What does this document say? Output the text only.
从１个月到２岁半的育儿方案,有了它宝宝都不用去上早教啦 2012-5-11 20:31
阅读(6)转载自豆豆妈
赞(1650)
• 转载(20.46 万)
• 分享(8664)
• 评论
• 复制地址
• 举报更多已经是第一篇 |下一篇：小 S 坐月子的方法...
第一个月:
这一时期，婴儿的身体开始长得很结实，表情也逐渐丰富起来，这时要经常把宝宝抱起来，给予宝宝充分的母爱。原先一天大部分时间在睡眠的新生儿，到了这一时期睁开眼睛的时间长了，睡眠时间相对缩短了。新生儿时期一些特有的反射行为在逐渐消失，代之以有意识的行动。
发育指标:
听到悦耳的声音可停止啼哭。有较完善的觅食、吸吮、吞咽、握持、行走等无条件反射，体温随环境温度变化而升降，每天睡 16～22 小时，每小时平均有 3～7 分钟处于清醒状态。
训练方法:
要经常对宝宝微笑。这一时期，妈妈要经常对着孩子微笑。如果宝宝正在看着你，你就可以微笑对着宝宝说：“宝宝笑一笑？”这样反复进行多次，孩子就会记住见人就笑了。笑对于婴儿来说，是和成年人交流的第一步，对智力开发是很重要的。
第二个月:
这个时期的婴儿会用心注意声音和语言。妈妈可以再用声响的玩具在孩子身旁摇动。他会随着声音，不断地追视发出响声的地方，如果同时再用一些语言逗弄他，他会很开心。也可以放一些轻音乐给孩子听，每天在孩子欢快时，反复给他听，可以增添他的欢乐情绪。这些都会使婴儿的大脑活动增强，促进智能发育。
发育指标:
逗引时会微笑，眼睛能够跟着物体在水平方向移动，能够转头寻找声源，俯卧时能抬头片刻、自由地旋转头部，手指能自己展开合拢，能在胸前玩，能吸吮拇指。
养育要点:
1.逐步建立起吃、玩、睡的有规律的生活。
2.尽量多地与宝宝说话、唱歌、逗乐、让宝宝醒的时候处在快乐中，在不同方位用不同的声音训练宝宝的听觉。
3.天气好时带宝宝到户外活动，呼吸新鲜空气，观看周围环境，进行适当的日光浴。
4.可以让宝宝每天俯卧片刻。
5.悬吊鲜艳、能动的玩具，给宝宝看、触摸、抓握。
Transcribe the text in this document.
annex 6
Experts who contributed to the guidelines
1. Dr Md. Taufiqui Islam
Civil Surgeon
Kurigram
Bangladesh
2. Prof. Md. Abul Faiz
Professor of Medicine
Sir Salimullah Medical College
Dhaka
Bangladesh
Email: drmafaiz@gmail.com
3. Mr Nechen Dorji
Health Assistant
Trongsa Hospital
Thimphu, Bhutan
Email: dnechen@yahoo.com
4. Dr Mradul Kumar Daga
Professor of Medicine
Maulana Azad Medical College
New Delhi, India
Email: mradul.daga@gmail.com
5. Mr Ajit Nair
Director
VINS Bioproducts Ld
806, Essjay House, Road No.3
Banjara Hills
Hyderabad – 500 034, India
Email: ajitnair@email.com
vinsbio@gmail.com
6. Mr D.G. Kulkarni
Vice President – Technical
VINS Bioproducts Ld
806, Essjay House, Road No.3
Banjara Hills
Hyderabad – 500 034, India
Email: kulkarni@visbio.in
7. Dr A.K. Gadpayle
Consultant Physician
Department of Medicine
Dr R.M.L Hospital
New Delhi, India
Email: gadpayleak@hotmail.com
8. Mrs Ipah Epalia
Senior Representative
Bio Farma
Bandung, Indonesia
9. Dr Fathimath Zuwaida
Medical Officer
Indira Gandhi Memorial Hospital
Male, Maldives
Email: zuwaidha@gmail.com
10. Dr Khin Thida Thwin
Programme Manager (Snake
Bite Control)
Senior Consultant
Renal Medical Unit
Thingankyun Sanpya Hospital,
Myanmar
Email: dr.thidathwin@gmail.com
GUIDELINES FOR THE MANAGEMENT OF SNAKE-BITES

• **DIRECTION**: Copy out the whole listing, exactly as written.

• **COMPLETE OUTPUT**:
What does this document say? Output the text only.
从１个月到２岁半的育儿方案,有了它宝宝都不用去上早教啦 2012-5-11 20:31
阅读(6)转载自豆豆妈
赞(1650)
• 转载(20.46 万)
• 分享(8664)
• 评论
• 复制地址
• 举报更多已经是第一篇 |下一篇：小 S 坐月子的方法...
第一个月:
这一时期，婴儿的身体开始长得很结实，表情也逐渐丰富起来，这时要经常把宝宝抱起来，给予宝宝充分的母爱。原先一天大部分时间在睡眠的新生儿，到了这一时期睁开眼睛的时间长了，睡眠时间相对缩短了。新生儿时期一些特有的反射行为在逐渐消失，代之以有意识的行动。
发育指标:
听到悦耳的声音可停止啼哭。有较完善的觅食、吸吮、吞咽、握持、行走等无条件反射，体温随环境温度变化而升降，每天睡 16～22 小时，每小时平均有 3～7 分钟处于清醒状态。
训练方法:
要经常对宝宝微笑。这一时期，妈妈要经常对着孩子微笑。如果宝宝正在看着你，你就可以微笑对着宝宝说：“宝宝笑一笑？”这样反复进行多次，孩子就会记住见人就笑了。笑对于婴儿来说，是和成年人交流的第一步，对智力开发是很重要的。
第二个月:
这个时期的婴儿会用心注意声音和语言。妈妈可以再用声响的玩具在孩子身旁摇动。他会随着声音，不断地追视发出响声的地方，如果同时再用一些语言逗弄他，他会很开心。也可以放一些轻音乐给孩子听，每天在孩子欢快时，反复给他听，可以增添他的欢乐情绪。这些都会使婴儿的大脑活动增强，促进智能发育。
发育指标:
逗引时会微笑，眼睛能够跟着物体在水平方向移动，能够转头寻找声源，俯卧时能抬头片刻、自由地旋转头部，手指能自己展开合拢，能在胸前玩，能吸吮拇指。
养育要点:
1.逐步建立起吃、玩、睡的有规律的生活。
2.尽量多地与宝宝说话、唱歌、逗乐、让宝宝醒的时候处在快乐中，在不同方位用不同的声音训练宝宝的听觉。
3.天气好时带宝宝到户外活动，呼吸新鲜空气，观看周围环境，进行适当的日光浴。
4.可以让宝宝每天俯卧片刻。
5.悬吊鲜艳、能动的玩具，给宝宝看、触摸、抓握。
Transcribe the text in this document.
annex 6
Experts who contributed to the guidelines
1. Dr Md. Taufiqui Islam
Civil Surgeon
Kurigram
Bangladesh
2. Prof. Md. Abul Faiz
Professor of Medicine
Sir Salimullah Medical College
Dhaka
Bangladesh
Email: drmafaiz@gmail.com
3. Mr Nechen Dorji
Health Assistant
Trongsa Hospital
Thimphu, Bhutan
Email: dnechen@yahoo.com
4. Dr Mradul Kumar Daga
Professor of Medicine
Maulana Azad Medical College
New Delhi, India
Email: mradul.daga@gmail.com
5. Mr Ajit Nair
Director
VINS Bioproducts Ld
806, Essjay House, Road No.3
Banjara Hills
Hyderabad – 500 034, India
Email: ajitnair@email.com
vinsbio@gmail.com
6. Mr D.G. Kulkarni
Vice President – Technical
VINS Bioproducts Ld
806, Essjay House, Road No.3
Banjara Hills
Hyderabad – 500 034, India
Email: kulkarni@visbio.in
7. Dr A.K. Gadpayle
Consultant Physician
Department of Medicine
Dr R.M.L Hospital
New Delhi, India
Email: gadpayleak@hotmail.com
8. Mrs Ipah Epalia
Senior Representative
Bio Farma
Bandung, Indonesia
9. Dr Fathimath Zuwaida
Medical Officer
Indira Gandhi Memorial Hospital
Male, Maldives
Email: zuwaidha@gmail.com
10. Dr Khin Thida Thwin
Programme Manager (Snake
Bite Control)
Senior Consultant
Renal Medical Unit
Thingankyun Sanpya Hospital,
Myanmar
Email: dr.thidathwin@gmail.com
GUIDELINES FOR THE MANAGEMENT OF SNAKE-BITES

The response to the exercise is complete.